● **Request**: Return only the number of lines that hold "name".

● **Structured figure records**:

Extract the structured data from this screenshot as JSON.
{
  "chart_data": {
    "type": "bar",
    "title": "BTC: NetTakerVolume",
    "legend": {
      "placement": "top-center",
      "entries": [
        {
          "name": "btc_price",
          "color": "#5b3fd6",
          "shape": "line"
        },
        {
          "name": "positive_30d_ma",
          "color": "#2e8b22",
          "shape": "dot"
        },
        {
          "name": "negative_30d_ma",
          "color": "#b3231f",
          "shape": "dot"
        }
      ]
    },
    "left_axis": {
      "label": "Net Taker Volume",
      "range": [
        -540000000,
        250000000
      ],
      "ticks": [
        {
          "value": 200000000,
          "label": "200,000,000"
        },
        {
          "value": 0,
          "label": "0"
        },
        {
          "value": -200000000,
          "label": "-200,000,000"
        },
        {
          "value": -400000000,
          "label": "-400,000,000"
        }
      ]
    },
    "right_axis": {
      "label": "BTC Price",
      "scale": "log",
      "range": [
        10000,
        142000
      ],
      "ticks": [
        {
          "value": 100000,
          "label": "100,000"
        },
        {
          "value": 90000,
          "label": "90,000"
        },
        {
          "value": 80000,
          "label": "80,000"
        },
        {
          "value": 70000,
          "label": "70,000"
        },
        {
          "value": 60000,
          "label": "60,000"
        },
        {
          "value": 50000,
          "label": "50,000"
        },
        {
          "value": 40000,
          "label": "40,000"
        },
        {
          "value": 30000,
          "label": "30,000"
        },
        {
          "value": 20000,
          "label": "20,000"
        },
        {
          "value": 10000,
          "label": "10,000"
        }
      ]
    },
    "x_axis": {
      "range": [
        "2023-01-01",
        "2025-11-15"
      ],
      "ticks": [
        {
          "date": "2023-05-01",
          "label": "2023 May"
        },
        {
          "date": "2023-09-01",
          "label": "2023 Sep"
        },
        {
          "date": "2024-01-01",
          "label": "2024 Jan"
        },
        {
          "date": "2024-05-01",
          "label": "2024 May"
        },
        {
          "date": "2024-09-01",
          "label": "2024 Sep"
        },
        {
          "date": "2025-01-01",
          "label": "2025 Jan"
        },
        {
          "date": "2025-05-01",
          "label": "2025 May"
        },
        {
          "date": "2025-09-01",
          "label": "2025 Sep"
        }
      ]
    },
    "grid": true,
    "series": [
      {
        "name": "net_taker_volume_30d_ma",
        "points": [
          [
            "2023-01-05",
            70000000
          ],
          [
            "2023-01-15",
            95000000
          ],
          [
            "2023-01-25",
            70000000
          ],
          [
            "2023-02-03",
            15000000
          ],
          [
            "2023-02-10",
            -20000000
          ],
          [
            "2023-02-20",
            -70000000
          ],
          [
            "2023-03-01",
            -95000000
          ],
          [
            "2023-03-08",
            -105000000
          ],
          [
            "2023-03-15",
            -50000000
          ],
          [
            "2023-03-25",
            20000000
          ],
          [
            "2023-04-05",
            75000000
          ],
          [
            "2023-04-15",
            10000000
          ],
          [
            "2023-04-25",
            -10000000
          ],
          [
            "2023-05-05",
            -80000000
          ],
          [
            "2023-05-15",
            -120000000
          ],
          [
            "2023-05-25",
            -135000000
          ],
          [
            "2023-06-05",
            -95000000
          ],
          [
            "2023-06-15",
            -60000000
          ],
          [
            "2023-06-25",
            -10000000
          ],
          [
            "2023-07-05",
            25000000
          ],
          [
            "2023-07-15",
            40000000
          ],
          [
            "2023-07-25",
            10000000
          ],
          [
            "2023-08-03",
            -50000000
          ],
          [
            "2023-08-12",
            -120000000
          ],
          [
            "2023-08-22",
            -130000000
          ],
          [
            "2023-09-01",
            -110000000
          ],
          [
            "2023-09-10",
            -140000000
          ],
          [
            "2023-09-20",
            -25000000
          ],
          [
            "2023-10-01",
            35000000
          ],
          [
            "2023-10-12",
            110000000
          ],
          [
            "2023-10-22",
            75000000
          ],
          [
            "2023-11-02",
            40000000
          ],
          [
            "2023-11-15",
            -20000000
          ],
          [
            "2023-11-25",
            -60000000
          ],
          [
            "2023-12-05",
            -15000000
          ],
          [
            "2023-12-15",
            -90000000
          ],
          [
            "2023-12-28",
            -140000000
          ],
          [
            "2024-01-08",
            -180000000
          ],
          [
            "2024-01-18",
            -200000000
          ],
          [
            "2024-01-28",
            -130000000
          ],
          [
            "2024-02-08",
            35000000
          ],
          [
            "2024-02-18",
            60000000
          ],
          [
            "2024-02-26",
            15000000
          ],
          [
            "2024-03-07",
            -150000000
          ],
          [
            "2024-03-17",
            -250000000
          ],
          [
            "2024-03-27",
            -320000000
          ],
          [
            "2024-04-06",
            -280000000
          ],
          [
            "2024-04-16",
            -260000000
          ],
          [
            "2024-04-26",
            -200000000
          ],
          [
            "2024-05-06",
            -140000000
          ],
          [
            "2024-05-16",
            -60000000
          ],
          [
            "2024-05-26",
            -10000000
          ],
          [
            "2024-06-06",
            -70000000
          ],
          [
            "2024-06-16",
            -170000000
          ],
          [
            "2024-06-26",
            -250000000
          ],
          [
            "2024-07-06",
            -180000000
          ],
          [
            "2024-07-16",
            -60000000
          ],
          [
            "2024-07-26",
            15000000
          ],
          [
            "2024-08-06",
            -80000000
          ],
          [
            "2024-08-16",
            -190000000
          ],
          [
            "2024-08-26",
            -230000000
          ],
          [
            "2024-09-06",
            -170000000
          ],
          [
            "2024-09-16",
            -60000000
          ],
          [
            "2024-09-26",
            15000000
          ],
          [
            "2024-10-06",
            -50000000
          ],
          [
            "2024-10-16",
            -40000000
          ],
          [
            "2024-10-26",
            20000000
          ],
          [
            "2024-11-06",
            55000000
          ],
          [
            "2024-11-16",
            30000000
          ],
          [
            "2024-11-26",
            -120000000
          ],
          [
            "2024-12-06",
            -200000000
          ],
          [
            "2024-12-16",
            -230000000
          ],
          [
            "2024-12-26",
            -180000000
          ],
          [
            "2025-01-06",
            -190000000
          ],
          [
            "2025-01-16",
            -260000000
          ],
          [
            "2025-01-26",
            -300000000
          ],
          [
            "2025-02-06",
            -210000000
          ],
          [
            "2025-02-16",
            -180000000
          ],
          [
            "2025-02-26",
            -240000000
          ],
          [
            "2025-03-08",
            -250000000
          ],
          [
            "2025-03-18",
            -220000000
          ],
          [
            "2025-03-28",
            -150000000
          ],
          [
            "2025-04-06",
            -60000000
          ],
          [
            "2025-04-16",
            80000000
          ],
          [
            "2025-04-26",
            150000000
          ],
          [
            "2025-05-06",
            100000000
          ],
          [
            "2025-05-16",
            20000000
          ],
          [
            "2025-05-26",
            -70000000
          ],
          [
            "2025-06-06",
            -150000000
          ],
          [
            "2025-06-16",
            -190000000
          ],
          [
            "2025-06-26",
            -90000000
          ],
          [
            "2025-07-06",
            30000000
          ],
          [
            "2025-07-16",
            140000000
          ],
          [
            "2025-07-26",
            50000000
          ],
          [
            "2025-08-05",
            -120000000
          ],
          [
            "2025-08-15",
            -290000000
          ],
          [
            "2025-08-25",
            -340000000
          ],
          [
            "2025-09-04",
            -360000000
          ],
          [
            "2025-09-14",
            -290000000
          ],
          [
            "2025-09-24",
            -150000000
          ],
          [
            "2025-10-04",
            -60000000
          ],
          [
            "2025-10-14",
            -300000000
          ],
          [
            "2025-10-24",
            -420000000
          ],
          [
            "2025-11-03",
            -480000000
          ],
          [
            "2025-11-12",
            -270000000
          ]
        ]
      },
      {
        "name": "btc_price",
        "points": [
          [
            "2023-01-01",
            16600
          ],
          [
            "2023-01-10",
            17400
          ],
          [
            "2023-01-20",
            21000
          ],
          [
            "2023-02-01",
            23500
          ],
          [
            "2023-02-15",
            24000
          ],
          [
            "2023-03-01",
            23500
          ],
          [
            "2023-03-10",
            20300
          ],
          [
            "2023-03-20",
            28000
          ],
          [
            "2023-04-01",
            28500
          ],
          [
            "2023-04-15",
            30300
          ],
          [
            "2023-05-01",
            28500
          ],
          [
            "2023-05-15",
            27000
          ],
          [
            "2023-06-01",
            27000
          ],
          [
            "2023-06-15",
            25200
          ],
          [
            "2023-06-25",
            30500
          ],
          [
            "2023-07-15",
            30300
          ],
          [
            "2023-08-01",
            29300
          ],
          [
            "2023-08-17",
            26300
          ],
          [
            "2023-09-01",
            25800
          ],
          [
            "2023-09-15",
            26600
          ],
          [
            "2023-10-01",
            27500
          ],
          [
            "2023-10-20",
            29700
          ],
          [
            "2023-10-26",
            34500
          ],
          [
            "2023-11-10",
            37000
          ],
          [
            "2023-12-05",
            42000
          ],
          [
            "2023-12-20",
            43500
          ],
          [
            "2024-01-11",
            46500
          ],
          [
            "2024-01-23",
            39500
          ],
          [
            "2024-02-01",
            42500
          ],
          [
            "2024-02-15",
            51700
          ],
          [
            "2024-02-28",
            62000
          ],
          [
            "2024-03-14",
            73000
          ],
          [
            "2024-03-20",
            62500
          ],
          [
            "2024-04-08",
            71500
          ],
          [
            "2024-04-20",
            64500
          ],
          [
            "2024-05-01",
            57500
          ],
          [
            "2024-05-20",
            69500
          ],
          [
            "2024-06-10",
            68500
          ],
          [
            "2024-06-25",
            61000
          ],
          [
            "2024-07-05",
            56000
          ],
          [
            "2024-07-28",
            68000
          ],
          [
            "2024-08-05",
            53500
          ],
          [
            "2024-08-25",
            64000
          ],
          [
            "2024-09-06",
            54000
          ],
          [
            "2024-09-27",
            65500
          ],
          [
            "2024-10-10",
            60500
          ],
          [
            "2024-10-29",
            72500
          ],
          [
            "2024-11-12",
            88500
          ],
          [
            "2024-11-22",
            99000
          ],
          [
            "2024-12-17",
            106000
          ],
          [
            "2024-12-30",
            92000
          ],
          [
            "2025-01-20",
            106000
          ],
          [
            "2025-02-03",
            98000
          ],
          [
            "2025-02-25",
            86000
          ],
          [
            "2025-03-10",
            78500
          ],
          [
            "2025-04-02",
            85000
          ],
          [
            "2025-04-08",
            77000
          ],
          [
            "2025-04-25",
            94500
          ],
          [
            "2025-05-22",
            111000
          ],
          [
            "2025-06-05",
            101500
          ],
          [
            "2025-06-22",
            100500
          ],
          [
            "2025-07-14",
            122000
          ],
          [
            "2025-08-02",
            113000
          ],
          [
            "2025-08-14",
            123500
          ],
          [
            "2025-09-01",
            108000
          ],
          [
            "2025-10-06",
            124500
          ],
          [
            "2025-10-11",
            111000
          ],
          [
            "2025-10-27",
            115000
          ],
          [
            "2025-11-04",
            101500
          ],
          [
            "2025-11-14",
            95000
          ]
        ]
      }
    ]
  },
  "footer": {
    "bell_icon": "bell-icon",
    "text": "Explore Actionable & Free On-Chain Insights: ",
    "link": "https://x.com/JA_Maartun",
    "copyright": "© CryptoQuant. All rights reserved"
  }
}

● **Task result**: 5